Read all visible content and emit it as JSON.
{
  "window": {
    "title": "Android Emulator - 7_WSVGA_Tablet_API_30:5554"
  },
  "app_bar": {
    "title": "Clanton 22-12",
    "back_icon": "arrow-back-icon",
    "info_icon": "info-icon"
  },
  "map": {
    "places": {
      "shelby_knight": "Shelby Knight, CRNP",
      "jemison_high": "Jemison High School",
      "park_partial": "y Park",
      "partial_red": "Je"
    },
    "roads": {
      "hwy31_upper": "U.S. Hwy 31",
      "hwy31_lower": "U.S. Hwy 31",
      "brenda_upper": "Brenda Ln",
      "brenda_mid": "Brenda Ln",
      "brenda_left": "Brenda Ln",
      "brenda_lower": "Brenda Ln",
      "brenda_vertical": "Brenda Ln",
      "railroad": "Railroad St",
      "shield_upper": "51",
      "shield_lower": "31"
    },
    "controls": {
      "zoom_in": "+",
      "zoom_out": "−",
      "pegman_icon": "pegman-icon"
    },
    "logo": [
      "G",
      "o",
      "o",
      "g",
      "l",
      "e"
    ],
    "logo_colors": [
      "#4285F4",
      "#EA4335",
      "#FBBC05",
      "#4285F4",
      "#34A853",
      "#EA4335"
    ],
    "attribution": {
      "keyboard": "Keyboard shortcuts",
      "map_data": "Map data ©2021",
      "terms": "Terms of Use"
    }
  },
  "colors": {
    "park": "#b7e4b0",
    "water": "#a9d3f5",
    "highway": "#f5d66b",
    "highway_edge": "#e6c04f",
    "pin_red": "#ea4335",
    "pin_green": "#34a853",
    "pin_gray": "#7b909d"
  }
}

☆ ☆ ☆

▸ DESCRIPTION OF THE TASK:
Type out the full listing again, exactly as given.

▸ SOLUTION FOR THIS EXERCISE:
Read all visible content and emit it as JSON.
{
  "window": {
    "title": "Android Emulator - 7_WSVGA_Tablet_API_30:5554"
  },
  "app_bar": {
    "title": "Clanton 22-12",
    "back_icon": "arrow-back-icon",
    "info_icon": "info-icon"
  },
  "map": {
    "places": {
      "shelby_knight": "Shelby Knight, CRNP",
      "jemison_high": "Jemison High School",
      "park_partial": "y Park",
      "partial_red": "Je"
    },
    "roads": {
      "hwy31_upper": "U.S. Hwy 31",
      "hwy31_lower": "U.S. Hwy 31",
      "brenda_upper": "Brenda Ln",
      "brenda_mid": "Brenda Ln",
      "brenda_left": "Brenda Ln",
      "brenda_lower": "Brenda Ln",
      "brenda_vertical": "Brenda Ln",
      "railroad": "Railroad St",
      "shield_upper": "51",
      "shield_lower": "31"
    },
    "controls": {
      "zoom_in": "+",
      "zoom_out": "−",
      "pegman_icon": "pegman-icon"
    },
    "logo": [
      "G",
      "o",
      "o",
      "g",
      "l",
      "e"
    ],
    "logo_colors": [
      "#4285F4",
      "#EA4335",
      "#FBBC05",
      "#4285F4",
      "#34A853",
      "#EA4335"
    ],
    "attribution": {
      "keyboard": "Keyboard shortcuts",
      "map_data": "Map data ©2021",
      "terms": "Terms of Use"
    }
  },
  "colors": {
    "park": "#b7e4b0",
    "water": "#a9d3f5",
    "highway": "#f5d66b",
    "highway_edge": "#e6c04f",
    "pin_red": "#ea4335",
    "pin_green": "#34a853",
    "pin_gray": "#7b909d"
  }
}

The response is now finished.